Begin INPUT RECORDS

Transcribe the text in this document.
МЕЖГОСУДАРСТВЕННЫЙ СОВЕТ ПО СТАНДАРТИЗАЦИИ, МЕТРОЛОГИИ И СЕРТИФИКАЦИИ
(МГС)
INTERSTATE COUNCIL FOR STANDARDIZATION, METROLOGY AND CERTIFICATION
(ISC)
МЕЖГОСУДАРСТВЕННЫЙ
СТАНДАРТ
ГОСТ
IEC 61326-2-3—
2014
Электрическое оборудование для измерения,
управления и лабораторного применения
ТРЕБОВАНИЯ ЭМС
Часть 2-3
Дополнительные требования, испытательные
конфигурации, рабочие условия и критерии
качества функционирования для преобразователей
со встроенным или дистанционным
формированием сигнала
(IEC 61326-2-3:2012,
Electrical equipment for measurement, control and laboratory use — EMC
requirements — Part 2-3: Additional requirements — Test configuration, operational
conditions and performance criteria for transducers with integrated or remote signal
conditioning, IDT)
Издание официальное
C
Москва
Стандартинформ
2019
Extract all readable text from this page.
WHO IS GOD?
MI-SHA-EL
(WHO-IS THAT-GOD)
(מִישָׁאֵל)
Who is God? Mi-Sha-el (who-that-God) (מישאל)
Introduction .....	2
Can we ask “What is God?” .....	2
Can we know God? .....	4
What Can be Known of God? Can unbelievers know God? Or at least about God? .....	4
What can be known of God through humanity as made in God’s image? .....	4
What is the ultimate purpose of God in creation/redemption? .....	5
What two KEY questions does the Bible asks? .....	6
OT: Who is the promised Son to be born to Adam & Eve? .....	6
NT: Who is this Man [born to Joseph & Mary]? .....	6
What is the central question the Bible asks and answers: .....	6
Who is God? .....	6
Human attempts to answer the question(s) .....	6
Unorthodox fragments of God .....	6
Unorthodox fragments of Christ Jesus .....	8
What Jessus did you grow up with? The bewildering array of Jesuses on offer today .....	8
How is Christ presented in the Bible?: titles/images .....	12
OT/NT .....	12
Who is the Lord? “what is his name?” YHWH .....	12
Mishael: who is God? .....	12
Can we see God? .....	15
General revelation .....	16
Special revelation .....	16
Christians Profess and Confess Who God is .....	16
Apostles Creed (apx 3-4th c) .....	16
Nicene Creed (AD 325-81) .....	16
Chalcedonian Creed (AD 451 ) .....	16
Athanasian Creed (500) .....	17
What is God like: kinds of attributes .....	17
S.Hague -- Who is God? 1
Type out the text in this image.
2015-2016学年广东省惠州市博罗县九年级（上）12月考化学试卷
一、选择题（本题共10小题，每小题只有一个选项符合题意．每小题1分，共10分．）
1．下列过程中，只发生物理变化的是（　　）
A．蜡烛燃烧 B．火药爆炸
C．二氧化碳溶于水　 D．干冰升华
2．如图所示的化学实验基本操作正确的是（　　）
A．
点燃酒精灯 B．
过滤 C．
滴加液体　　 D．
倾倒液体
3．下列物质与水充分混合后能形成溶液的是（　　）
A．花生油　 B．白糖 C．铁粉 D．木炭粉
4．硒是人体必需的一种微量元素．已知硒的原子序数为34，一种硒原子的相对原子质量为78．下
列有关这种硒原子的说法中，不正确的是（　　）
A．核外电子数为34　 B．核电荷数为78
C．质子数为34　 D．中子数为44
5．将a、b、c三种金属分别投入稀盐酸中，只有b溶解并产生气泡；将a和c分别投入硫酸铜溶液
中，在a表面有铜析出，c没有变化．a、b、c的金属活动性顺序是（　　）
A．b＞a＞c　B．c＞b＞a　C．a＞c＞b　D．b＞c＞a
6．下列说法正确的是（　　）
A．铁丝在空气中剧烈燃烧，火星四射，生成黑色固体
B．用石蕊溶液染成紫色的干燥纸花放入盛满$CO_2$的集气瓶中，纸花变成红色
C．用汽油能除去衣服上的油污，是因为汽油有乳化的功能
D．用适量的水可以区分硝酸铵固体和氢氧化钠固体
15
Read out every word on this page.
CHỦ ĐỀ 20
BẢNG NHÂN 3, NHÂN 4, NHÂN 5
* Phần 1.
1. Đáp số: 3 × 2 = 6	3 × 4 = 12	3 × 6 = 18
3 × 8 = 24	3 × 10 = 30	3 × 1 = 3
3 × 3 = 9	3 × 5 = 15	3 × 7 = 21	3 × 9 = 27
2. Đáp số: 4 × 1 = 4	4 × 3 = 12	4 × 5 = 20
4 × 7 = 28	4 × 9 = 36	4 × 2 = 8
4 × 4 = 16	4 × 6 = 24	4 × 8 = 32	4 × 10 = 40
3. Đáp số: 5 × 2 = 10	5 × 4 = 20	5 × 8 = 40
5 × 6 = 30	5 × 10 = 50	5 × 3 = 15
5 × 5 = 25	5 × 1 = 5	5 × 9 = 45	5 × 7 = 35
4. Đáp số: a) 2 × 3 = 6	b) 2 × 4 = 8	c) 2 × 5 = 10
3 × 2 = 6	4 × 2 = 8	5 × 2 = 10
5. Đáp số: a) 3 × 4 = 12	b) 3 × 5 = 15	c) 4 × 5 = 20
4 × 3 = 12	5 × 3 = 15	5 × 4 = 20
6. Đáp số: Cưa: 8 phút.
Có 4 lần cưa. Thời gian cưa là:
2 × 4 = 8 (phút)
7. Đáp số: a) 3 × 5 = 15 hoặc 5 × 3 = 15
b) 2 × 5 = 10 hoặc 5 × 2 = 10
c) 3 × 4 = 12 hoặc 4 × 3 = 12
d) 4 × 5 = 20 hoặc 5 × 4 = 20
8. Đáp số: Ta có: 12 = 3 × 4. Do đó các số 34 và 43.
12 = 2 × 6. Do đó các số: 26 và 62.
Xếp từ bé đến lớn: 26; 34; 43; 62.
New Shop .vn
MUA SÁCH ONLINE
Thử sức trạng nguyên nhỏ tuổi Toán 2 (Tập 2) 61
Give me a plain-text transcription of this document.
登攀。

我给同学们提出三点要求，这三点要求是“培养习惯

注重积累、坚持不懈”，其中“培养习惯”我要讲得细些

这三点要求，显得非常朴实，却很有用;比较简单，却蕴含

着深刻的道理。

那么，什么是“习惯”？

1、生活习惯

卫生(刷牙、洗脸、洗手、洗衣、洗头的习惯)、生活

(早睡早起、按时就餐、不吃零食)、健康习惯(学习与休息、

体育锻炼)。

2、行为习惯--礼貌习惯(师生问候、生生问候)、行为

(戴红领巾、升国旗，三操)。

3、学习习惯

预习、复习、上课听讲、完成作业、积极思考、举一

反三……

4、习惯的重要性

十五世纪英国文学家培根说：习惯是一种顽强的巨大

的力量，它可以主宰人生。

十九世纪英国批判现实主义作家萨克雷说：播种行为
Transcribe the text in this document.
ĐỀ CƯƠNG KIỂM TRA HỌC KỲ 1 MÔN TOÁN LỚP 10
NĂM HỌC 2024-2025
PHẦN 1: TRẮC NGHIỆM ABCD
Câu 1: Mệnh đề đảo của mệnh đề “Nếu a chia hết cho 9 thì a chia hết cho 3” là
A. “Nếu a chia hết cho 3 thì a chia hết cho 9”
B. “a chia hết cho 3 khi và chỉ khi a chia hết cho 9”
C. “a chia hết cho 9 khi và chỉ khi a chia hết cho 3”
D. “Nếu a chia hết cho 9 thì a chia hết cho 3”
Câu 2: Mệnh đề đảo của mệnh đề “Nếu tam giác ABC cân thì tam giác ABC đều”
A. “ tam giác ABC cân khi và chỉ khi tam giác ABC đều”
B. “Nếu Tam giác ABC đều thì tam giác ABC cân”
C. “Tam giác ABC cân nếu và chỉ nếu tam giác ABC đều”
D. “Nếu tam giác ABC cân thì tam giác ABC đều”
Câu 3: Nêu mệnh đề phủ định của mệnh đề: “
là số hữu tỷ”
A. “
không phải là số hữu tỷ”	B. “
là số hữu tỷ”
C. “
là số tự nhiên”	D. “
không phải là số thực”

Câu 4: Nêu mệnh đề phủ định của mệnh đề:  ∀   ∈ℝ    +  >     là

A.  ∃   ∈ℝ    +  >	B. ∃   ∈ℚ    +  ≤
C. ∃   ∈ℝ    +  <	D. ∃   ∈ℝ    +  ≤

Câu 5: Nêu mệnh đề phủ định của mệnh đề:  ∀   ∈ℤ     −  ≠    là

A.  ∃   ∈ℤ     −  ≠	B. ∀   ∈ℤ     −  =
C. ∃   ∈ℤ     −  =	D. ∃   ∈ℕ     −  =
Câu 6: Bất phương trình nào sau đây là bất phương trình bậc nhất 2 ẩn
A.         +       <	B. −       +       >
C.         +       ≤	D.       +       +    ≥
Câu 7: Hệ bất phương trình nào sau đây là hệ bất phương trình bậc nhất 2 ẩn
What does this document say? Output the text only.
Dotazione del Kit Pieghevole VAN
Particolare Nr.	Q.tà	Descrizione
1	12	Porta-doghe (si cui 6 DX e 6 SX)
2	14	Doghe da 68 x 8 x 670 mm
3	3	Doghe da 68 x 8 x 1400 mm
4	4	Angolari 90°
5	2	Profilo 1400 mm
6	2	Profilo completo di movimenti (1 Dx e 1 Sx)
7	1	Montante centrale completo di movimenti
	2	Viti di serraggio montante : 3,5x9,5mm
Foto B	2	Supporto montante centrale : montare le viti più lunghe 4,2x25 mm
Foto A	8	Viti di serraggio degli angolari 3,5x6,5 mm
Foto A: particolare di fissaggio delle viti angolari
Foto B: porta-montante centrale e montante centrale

End INPUT RECORDS

* SHORT PROBLEM *
Scan the records above and report how many lines include the word "this", without any other text.

* RESULT OF THE TASK *
8